• [THE EXERCISE]: The records below must be copied in full; omit the images.

• [DATASET RECORDS]:

++++++++++

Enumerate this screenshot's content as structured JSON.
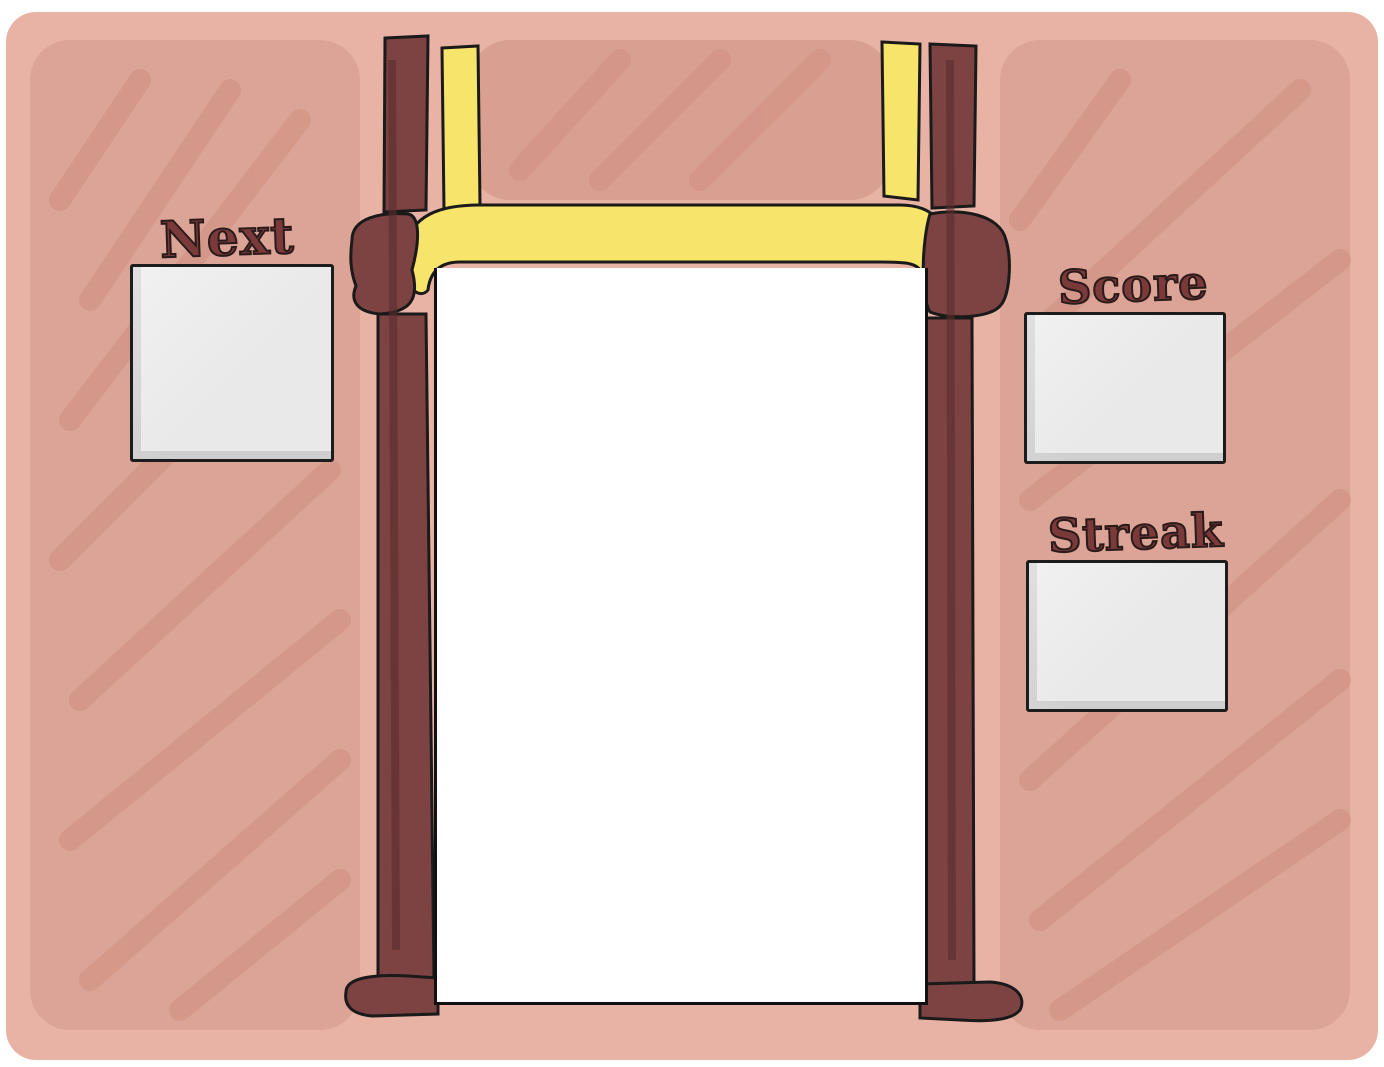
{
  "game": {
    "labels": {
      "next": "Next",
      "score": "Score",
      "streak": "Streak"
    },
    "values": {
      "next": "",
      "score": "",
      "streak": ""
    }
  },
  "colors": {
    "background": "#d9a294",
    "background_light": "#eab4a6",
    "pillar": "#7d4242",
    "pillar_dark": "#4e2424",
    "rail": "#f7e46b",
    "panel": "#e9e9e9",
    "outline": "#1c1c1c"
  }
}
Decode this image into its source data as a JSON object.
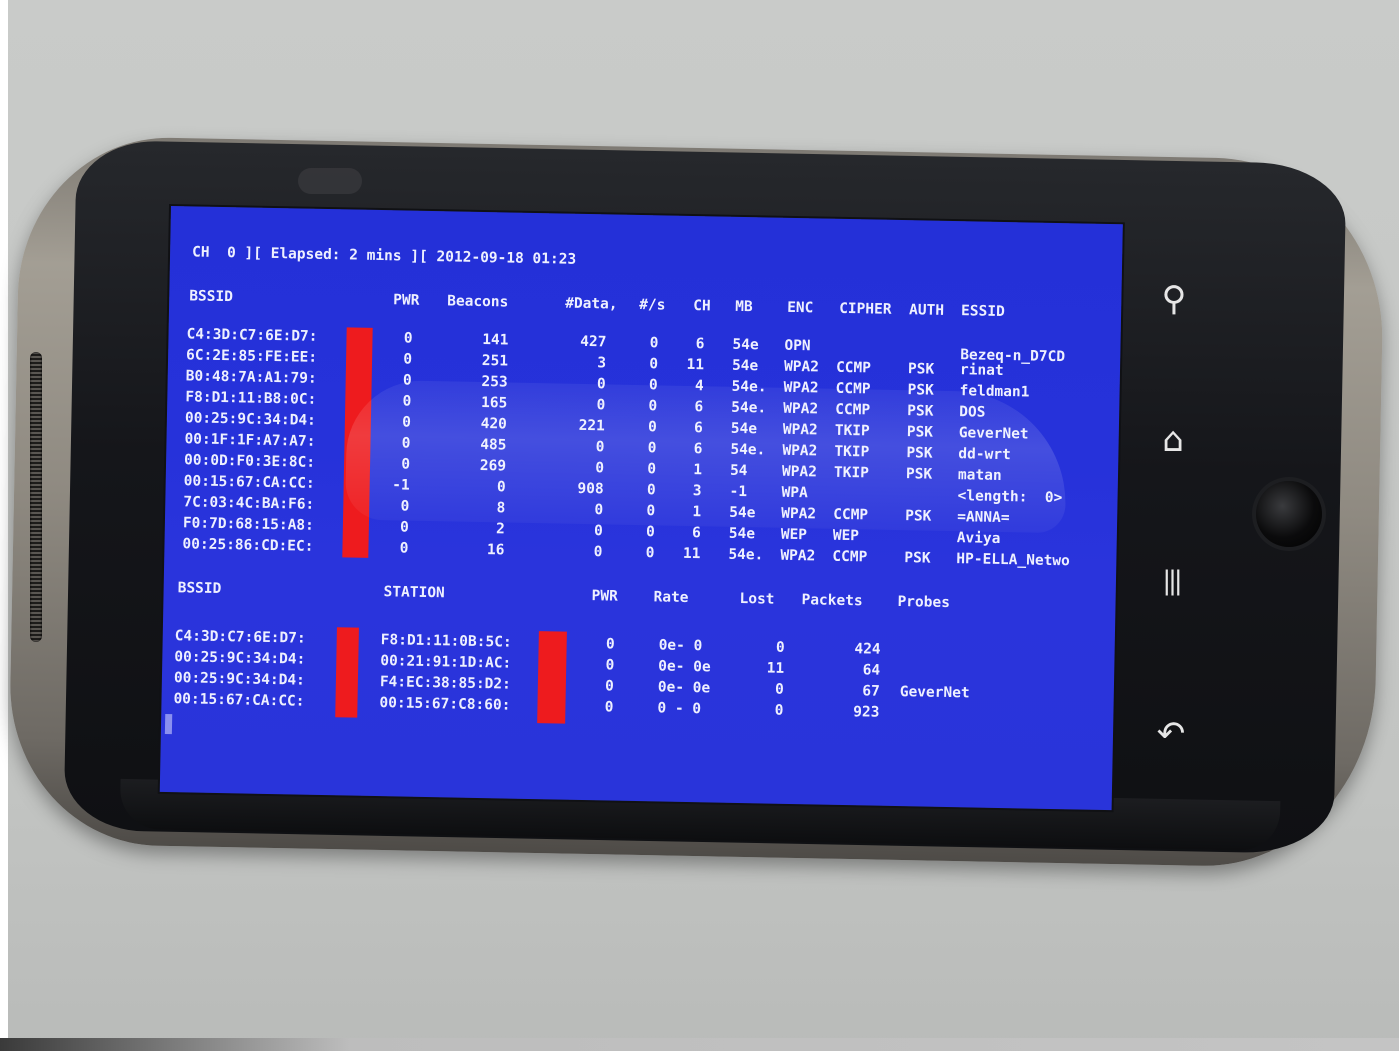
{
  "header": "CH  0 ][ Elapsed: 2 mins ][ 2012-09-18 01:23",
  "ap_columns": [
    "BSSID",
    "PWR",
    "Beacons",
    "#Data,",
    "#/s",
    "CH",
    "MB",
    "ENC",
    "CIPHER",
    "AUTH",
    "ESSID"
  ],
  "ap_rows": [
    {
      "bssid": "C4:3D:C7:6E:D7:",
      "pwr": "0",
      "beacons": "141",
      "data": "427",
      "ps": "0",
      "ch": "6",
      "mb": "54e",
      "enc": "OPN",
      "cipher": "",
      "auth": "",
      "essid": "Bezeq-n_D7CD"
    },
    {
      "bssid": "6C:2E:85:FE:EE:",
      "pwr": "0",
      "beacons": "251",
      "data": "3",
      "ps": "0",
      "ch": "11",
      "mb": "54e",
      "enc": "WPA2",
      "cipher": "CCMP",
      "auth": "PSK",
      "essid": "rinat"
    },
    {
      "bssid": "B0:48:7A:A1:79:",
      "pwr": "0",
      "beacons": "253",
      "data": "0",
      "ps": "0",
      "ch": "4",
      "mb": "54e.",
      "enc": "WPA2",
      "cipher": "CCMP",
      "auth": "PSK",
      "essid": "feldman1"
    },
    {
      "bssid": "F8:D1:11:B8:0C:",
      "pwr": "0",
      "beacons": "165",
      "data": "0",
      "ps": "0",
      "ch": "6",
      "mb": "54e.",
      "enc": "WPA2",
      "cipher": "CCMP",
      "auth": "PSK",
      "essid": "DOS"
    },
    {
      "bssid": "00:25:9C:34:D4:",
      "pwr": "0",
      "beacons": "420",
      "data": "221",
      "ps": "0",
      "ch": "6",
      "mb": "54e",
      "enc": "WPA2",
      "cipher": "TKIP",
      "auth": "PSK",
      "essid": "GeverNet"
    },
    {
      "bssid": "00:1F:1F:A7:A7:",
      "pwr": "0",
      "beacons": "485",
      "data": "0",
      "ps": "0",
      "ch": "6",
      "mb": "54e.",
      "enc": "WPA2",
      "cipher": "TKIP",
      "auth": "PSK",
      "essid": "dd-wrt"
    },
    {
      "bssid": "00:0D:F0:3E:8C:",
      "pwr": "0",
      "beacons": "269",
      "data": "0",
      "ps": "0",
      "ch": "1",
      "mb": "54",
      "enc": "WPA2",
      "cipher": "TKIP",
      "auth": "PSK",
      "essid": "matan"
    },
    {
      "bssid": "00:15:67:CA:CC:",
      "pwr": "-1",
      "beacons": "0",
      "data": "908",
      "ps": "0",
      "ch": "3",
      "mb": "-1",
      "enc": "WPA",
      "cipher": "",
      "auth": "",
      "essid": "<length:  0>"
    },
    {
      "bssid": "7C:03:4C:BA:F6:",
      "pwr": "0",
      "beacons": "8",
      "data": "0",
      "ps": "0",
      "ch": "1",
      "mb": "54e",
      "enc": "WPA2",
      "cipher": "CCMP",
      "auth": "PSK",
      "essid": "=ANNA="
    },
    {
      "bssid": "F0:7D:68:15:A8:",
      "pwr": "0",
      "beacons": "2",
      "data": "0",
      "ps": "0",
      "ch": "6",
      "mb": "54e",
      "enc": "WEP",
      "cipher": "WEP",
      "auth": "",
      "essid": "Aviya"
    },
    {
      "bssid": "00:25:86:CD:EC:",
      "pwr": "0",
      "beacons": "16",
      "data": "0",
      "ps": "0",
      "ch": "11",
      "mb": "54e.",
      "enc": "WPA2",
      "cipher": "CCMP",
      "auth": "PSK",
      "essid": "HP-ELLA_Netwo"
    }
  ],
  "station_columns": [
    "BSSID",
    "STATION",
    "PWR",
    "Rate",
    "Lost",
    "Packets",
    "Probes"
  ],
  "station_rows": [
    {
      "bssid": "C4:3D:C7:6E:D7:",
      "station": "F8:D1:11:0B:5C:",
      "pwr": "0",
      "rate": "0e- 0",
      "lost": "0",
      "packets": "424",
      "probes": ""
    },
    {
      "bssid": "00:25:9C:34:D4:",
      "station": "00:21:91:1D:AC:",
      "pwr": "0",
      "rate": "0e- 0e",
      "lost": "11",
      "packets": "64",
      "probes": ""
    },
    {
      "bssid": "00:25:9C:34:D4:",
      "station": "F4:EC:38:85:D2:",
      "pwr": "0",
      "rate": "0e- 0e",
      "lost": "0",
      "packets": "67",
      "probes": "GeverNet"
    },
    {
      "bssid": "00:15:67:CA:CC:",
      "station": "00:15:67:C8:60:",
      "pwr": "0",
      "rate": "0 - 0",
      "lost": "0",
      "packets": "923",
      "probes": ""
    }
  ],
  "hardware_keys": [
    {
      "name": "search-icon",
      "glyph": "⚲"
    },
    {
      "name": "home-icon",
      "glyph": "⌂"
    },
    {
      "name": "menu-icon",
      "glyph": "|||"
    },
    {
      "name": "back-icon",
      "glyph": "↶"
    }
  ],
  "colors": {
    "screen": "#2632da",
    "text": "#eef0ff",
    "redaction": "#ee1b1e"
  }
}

++++++++++

• [EXPECTED OUTPUT]:
Enumerate this screenshot's content as structured JSON.
{
  "game": {
    "labels": {
      "next": "Next",
      "score": "Score",
      "streak": "Streak"
    },
    "values": {
      "next": "",
      "score": "",
      "streak": ""
    }
  },
  "colors": {
    "background": "#d9a294",
    "background_light": "#eab4a6",
    "pillar": "#7d4242",
    "pillar_dark": "#4e2424",
    "rail": "#f7e46b",
    "panel": "#e9e9e9",
    "outline": "#1c1c1c"
  }
}
Decode this image into its source data as a JSON object.
{
  "header": "CH  0 ][ Elapsed: 2 mins ][ 2012-09-18 01:23",
  "ap_columns": [
    "BSSID",
    "PWR",
    "Beacons",
    "#Data,",
    "#/s",
    "CH",
    "MB",
    "ENC",
    "CIPHER",
    "AUTH",
    "ESSID"
  ],
  "ap_rows": [
    {
      "bssid": "C4:3D:C7:6E:D7:",
      "pwr": "0",
      "beacons": "141",
      "data": "427",
      "ps": "0",
      "ch": "6",
      "mb": "54e",
      "enc": "OPN",
      "cipher": "",
      "auth": "",
      "essid": "Bezeq-n_D7CD"
    },
    {
      "bssid": "6C:2E:85:FE:EE:",
      "pwr": "0",
      "beacons": "251",
      "data": "3",
      "ps": "0",
      "ch": "11",
      "mb": "54e",
      "enc": "WPA2",
      "cipher": "CCMP",
      "auth": "PSK",
      "essid": "rinat"
    },
    {
      "bssid": "B0:48:7A:A1:79:",
      "pwr": "0",
      "beacons": "253",
      "data": "0",
      "ps": "0",
      "ch": "4",
      "mb": "54e.",
      "enc": "WPA2",
      "cipher": "CCMP",
      "auth": "PSK",
      "essid": "feldman1"
    },
    {
      "bssid": "F8:D1:11:B8:0C:",
      "pwr": "0",
      "beacons": "165",
      "data": "0",
      "ps": "0",
      "ch": "6",
      "mb": "54e.",
      "enc": "WPA2",
      "cipher": "CCMP",
      "auth": "PSK",
      "essid": "DOS"
    },
    {
      "bssid": "00:25:9C:34:D4:",
      "pwr": "0",
      "beacons": "420",
      "data": "221",
      "ps": "0",
      "ch": "6",
      "mb": "54e",
      "enc": "WPA2",
      "cipher": "TKIP",
      "auth": "PSK",
      "essid": "GeverNet"
    },
    {
      "bssid": "00:1F:1F:A7:A7:",
      "pwr": "0",
      "beacons": "485",
      "data": "0",
      "ps": "0",
      "ch": "6",
      "mb": "54e.",
      "enc": "WPA2",
      "cipher": "TKIP",
      "auth": "PSK",
      "essid": "dd-wrt"
    },
    {
      "bssid": "00:0D:F0:3E:8C:",
      "pwr": "0",
      "beacons": "269",
      "data": "0",
      "ps": "0",
      "ch": "1",
      "mb": "54",
      "enc": "WPA2",
      "cipher": "TKIP",
      "auth": "PSK",
      "essid": "matan"
    },
    {
      "bssid": "00:15:67:CA:CC:",
      "pwr": "-1",
      "beacons": "0",
      "data": "908",
      "ps": "0",
      "ch": "3",
      "mb": "-1",
      "enc": "WPA",
      "cipher": "",
      "auth": "",
      "essid": "<length:  0>"
    },
    {
      "bssid": "7C:03:4C:BA:F6:",
      "pwr": "0",
      "beacons": "8",
      "data": "0",
      "ps": "0",
      "ch": "1",
      "mb": "54e",
      "enc": "WPA2",
      "cipher": "CCMP",
      "auth": "PSK",
      "essid": "=ANNA="
    },
    {
      "bssid": "F0:7D:68:15:A8:",
      "pwr": "0",
      "beacons": "2",
      "data": "0",
      "ps": "0",
      "ch": "6",
      "mb": "54e",
      "enc": "WEP",
      "cipher": "WEP",
      "auth": "",
      "essid": "Aviya"
    },
    {
      "bssid": "00:25:86:CD:EC:",
      "pwr": "0",
      "beacons": "16",
      "data": "0",
      "ps": "0",
      "ch": "11",
      "mb": "54e.",
      "enc": "WPA2",
      "cipher": "CCMP",
      "auth": "PSK",
      "essid": "HP-ELLA_Netwo"
    }
  ],
  "station_columns": [
    "BSSID",
    "STATION",
    "PWR",
    "Rate",
    "Lost",
    "Packets",
    "Probes"
  ],
  "station_rows": [
    {
      "bssid": "C4:3D:C7:6E:D7:",
      "station": "F8:D1:11:0B:5C:",
      "pwr": "0",
      "rate": "0e- 0",
      "lost": "0",
      "packets": "424",
      "probes": ""
    },
    {
      "bssid": "00:25:9C:34:D4:",
      "station": "00:21:91:1D:AC:",
      "pwr": "0",
      "rate": "0e- 0e",
      "lost": "11",
      "packets": "64",
      "probes": ""
    },
    {
      "bssid": "00:25:9C:34:D4:",
      "station": "F4:EC:38:85:D2:",
      "pwr": "0",
      "rate": "0e- 0e",
      "lost": "0",
      "packets": "67",
      "probes": "GeverNet"
    },
    {
      "bssid": "00:15:67:CA:CC:",
      "station": "00:15:67:C8:60:",
      "pwr": "0",
      "rate": "0 - 0",
      "lost": "0",
      "packets": "923",
      "probes": ""
    }
  ],
  "hardware_keys": [
    {
      "name": "search-icon",
      "glyph": "⚲"
    },
    {
      "name": "home-icon",
      "glyph": "⌂"
    },
    {
      "name": "menu-icon",
      "glyph": "|||"
    },
    {
      "name": "back-icon",
      "glyph": "↶"
    }
  ],
  "colors": {
    "screen": "#2632da",
    "text": "#eef0ff",
    "redaction": "#ee1b1e"
  }
}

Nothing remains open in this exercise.